_WHAT TO WORK ON_.
Provide only the number of lines in the data below that contain the string "PORTFÖY".

Data entries for graphics
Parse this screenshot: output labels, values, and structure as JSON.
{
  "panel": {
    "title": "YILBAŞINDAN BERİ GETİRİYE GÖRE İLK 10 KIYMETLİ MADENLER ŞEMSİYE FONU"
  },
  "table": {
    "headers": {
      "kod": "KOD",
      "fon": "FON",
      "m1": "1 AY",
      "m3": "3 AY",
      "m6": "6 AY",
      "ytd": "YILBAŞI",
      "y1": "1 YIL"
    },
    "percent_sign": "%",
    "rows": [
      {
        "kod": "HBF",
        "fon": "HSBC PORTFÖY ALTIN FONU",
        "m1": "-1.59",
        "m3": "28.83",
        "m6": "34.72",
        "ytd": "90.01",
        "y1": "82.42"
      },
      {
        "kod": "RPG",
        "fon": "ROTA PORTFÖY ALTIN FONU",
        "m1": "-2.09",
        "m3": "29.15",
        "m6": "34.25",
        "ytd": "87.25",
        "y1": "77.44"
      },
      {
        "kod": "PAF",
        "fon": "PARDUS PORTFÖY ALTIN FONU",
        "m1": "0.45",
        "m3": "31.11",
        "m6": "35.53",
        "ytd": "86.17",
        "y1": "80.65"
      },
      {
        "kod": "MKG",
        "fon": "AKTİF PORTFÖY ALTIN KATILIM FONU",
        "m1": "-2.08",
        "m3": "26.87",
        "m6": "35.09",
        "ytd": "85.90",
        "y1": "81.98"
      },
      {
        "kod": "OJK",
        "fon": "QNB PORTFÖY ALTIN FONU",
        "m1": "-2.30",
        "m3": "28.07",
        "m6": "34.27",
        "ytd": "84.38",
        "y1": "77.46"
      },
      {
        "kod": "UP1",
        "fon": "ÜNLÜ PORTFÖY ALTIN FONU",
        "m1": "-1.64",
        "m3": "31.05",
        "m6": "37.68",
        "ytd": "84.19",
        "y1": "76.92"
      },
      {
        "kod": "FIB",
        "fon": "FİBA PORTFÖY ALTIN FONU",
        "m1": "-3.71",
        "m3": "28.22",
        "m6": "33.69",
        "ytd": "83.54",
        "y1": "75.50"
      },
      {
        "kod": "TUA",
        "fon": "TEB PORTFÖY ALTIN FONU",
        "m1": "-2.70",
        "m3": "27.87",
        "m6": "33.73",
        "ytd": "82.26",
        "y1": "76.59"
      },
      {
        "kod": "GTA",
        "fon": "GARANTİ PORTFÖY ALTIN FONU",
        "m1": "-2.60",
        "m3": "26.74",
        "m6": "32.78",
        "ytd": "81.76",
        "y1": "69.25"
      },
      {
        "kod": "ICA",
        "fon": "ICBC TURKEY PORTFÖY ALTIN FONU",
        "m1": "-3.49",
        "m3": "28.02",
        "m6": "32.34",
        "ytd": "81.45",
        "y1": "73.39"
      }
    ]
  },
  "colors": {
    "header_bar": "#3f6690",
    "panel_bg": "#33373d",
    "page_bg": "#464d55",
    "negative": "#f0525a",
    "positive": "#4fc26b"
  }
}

_SOLUTION FOR THIS TASK_.
10